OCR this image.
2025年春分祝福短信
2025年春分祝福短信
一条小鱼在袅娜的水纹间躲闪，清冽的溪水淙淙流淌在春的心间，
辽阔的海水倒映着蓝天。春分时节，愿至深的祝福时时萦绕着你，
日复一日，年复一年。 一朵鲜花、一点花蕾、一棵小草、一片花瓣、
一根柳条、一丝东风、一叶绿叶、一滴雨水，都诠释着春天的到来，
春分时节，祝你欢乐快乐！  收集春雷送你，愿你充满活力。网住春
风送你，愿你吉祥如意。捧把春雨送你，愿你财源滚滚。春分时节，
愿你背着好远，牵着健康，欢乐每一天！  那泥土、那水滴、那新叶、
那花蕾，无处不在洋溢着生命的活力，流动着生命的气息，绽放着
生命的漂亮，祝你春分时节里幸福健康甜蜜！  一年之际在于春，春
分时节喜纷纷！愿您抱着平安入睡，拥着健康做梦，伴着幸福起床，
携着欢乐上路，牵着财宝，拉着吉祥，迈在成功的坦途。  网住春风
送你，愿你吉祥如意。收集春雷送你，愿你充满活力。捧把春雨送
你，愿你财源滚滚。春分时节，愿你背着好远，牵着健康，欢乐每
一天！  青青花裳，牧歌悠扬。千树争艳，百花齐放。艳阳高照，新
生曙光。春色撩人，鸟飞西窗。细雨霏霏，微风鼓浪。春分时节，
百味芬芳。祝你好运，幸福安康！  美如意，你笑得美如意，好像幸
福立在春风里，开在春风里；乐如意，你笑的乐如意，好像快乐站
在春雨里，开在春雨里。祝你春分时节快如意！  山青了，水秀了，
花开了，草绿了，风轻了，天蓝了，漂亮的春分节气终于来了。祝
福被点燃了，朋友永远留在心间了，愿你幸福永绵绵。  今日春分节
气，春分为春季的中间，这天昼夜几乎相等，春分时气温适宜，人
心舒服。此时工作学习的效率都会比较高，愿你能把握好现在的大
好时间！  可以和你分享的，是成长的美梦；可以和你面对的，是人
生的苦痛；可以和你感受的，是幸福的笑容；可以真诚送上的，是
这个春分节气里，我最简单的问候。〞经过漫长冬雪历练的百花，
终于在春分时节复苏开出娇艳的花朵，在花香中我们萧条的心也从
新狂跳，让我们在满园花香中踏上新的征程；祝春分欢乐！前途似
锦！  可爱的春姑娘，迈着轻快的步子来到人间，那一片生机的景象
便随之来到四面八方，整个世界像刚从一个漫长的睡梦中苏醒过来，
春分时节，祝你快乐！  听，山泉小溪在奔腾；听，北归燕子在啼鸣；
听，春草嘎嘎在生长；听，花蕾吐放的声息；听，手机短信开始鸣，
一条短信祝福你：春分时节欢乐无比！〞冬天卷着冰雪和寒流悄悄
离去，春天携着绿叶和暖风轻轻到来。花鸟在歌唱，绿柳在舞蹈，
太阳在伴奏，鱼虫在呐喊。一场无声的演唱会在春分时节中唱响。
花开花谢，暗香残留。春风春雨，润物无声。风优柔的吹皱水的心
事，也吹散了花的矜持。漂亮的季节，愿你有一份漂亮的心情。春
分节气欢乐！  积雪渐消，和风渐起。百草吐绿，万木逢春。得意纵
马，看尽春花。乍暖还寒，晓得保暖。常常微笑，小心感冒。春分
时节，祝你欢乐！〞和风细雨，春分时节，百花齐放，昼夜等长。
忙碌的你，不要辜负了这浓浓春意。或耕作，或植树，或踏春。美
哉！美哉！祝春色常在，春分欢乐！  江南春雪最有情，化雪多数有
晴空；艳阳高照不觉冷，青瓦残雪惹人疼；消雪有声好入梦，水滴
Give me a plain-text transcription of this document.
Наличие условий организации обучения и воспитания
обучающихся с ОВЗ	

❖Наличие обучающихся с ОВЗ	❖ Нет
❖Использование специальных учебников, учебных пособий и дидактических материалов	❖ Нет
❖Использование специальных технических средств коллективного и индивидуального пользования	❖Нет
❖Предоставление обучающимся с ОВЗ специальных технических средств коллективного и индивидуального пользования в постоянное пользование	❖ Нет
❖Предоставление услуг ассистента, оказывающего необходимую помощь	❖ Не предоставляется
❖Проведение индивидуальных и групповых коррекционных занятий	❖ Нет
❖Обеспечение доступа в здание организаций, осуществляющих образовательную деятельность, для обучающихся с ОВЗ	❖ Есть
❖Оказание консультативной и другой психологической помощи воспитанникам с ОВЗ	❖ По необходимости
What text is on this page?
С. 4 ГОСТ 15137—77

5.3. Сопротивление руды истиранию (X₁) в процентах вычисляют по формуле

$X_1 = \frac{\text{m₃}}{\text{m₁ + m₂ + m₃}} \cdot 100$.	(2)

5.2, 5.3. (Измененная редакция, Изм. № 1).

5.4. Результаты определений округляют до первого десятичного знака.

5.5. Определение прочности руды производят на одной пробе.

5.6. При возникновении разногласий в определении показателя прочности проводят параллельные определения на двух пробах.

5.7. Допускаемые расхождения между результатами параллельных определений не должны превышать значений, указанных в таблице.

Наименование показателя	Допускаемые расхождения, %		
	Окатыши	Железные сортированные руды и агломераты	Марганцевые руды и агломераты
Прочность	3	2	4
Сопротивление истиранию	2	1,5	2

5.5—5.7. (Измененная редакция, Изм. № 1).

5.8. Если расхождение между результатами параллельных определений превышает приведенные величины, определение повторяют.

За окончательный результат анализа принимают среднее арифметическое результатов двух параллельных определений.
# # # # # # #
■ AIM
Locate all lines holding the word "средств", then copy them out.

■ REPLY
❖Использование специальных технических средств коллективного и индивидуального пользования	❖Нет
❖Предоставление обучающимся с ОВЗ специальных технических средств коллективного и индивидуального пользования в постоянное пользование	❖ Нет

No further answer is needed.